(PROBLEM TO SOLVE) Only the lines holding the string "houses" are needed. Copy each one.

(DATASET)

╔══

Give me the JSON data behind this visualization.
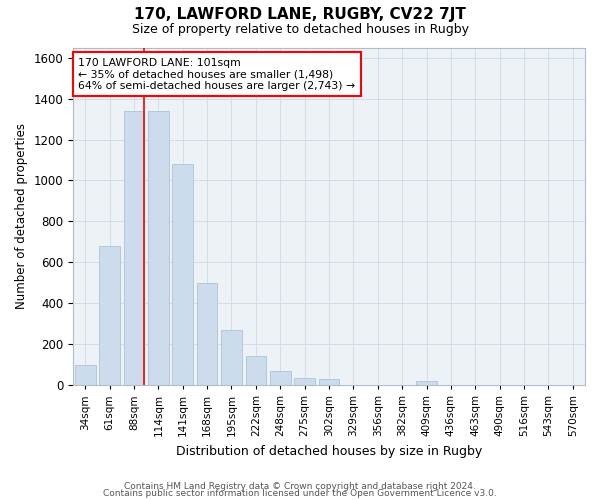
{
  "title1": "170, LAWFORD LANE, RUGBY, CV22 7JT",
  "title2": "Size of property relative to detached houses in Rugby",
  "xlabel": "Distribution of detached houses by size in Rugby",
  "ylabel": "Number of detached properties",
  "categories": [
    "34sqm",
    "61sqm",
    "88sqm",
    "114sqm",
    "141sqm",
    "168sqm",
    "195sqm",
    "222sqm",
    "248sqm",
    "275sqm",
    "302sqm",
    "329sqm",
    "356sqm",
    "382sqm",
    "409sqm",
    "436sqm",
    "463sqm",
    "490sqm",
    "516sqm",
    "543sqm",
    "570sqm"
  ],
  "values": [
    100,
    680,
    1340,
    1340,
    1080,
    500,
    270,
    140,
    70,
    35,
    30,
    0,
    0,
    0,
    20,
    0,
    0,
    0,
    0,
    0,
    0
  ],
  "bar_color": "#ccdcec",
  "bar_edge_color": "#aac4d8",
  "grid_color": "#d4dce8",
  "annotation_line1": "170 LAWFORD LANE: 101sqm",
  "annotation_line2": "← 35% of detached houses are smaller (1,498)",
  "annotation_line3": "64% of semi-detached houses are larger (2,743) →",
  "ylim": [
    0,
    1650
  ],
  "yticks": [
    0,
    200,
    400,
    600,
    800,
    1000,
    1200,
    1400,
    1600
  ],
  "footer1": "Contains HM Land Registry data © Crown copyright and database right 2024.",
  "footer2": "Contains public sector information licensed under the Open Government Licence v3.0.",
  "background_color": "#edf2f7",
  "title1_fontsize": 11,
  "title2_fontsize": 9
}
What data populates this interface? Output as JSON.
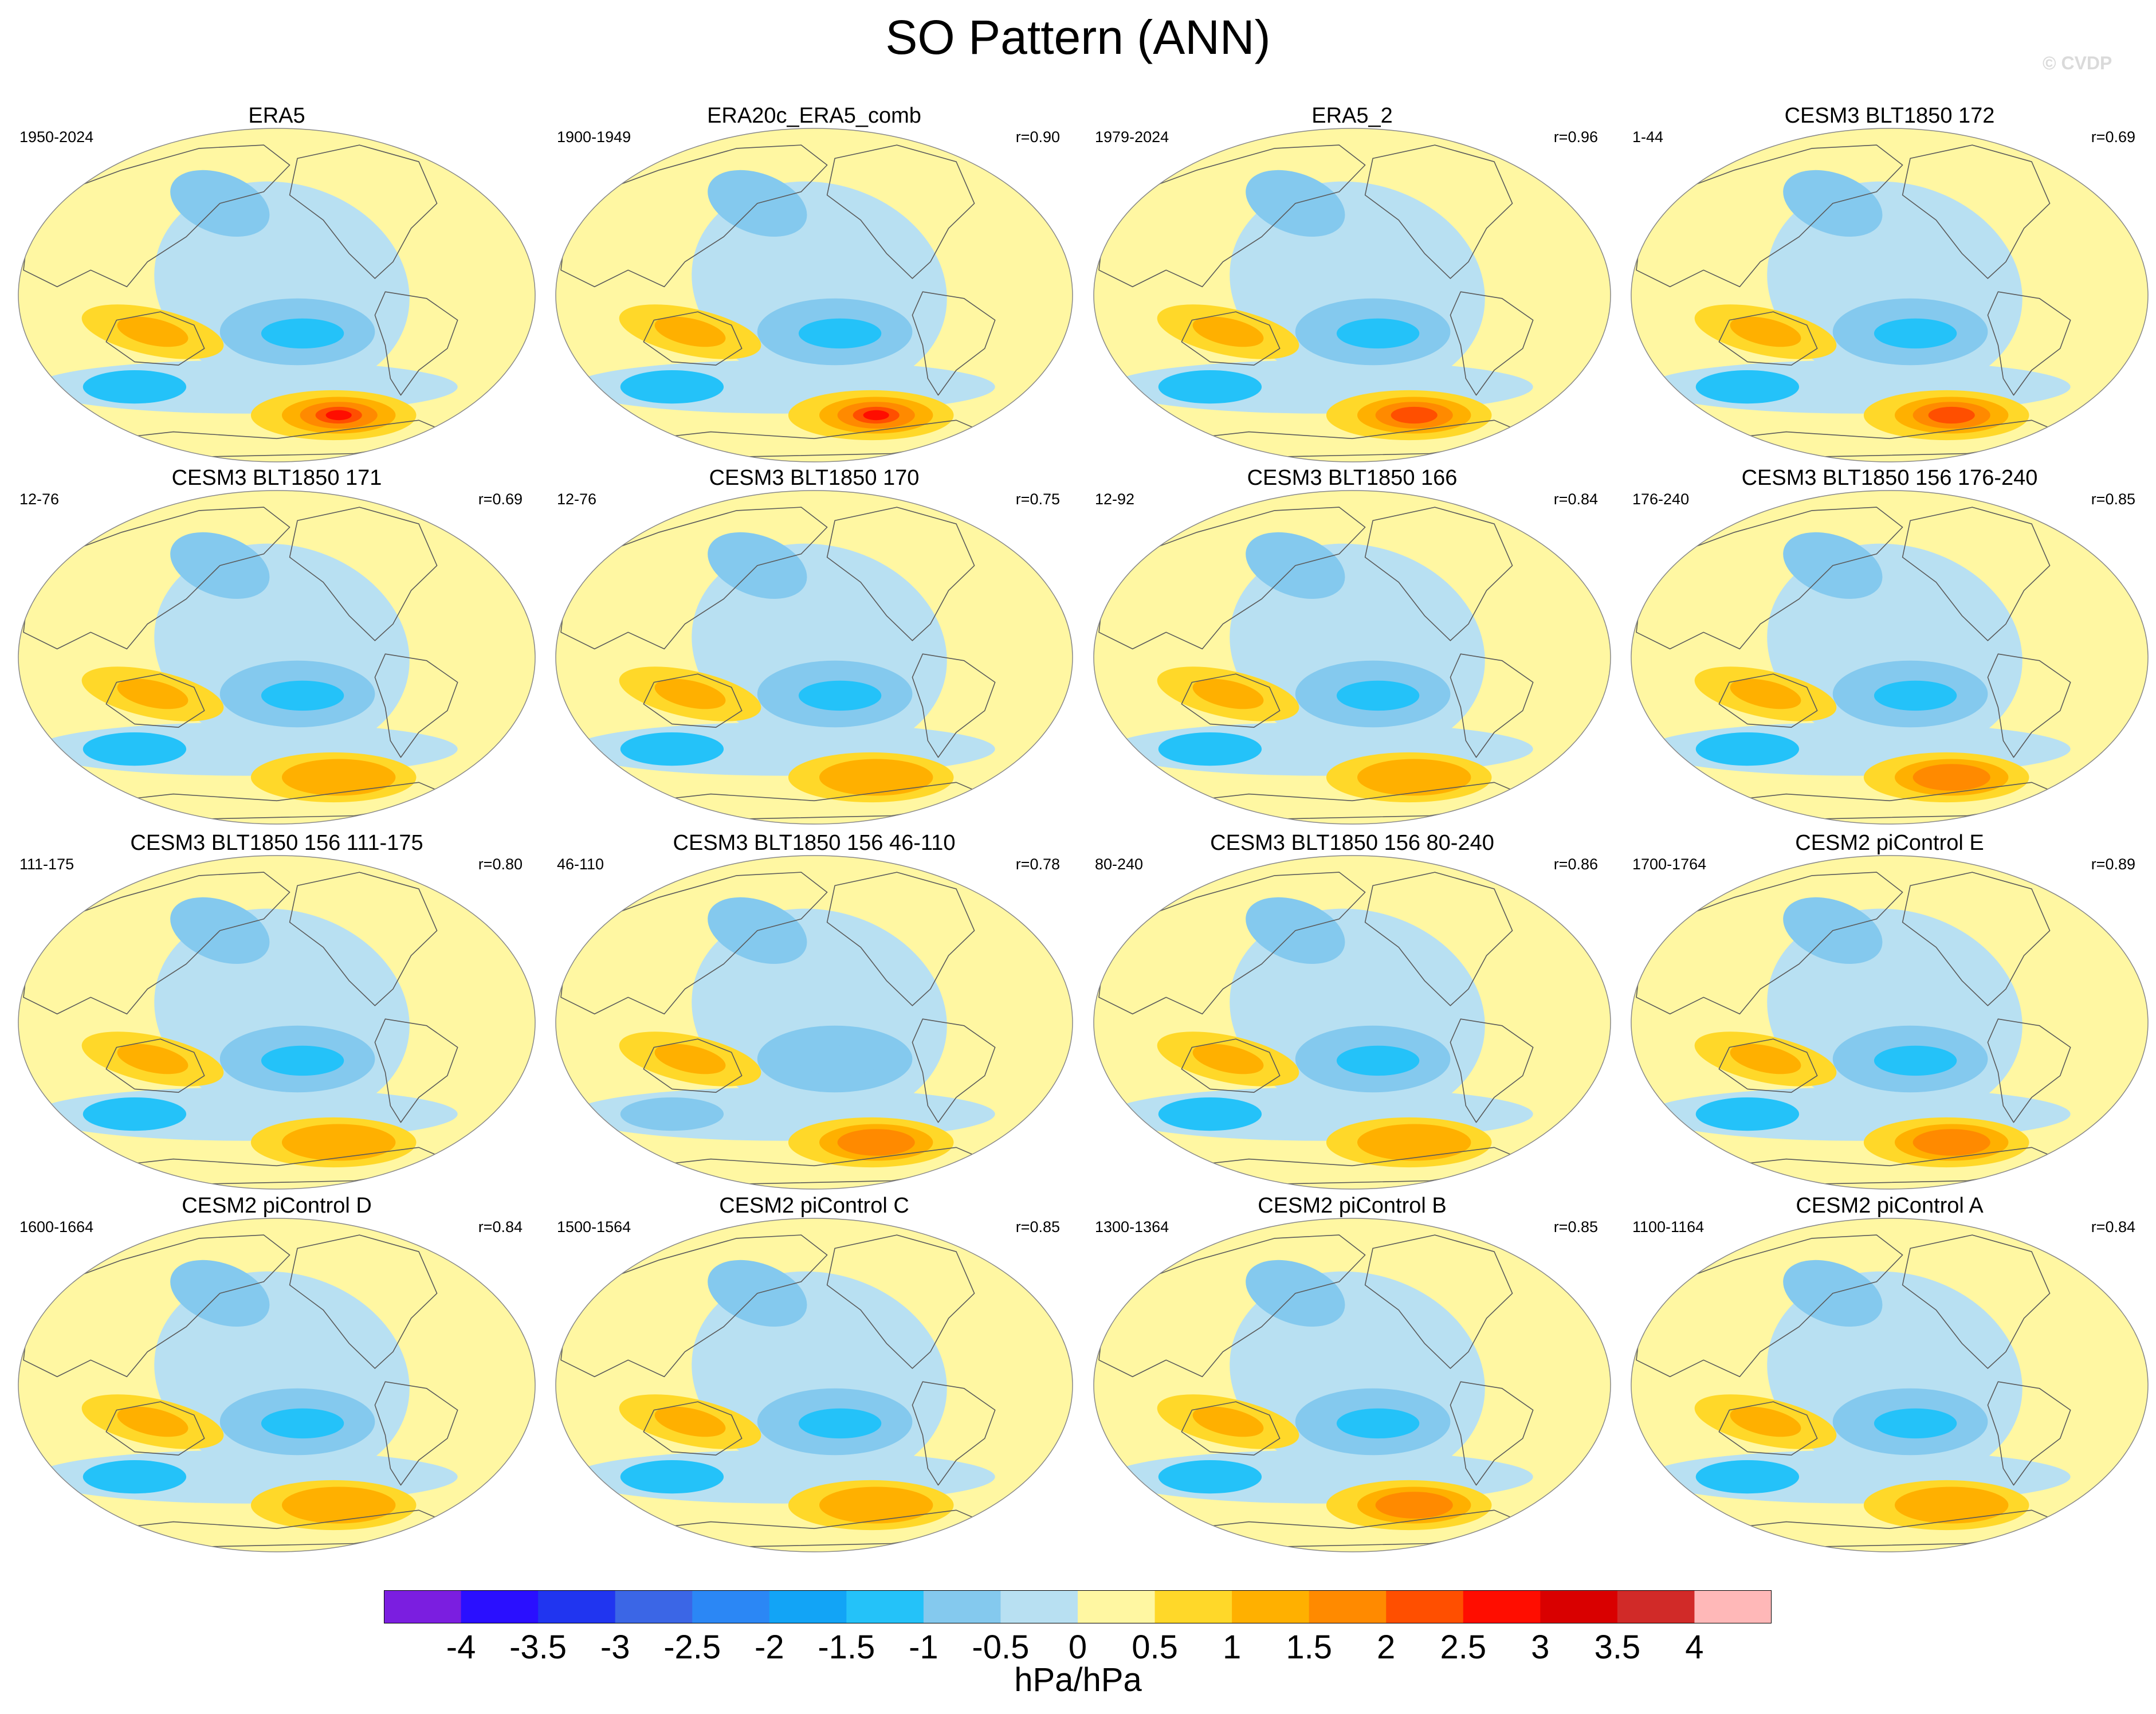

╚══

(FINAL RESULT)
  "title2": "Size of property relative to detached houses in Rugby",
  "xlabel": "Distribution of detached houses by size in Rugby",
  "annotation_line2": "← 35% of detached houses are smaller (1,498)",
  "annotation_line3": "64% of semi-detached houses are larger (2,743) →",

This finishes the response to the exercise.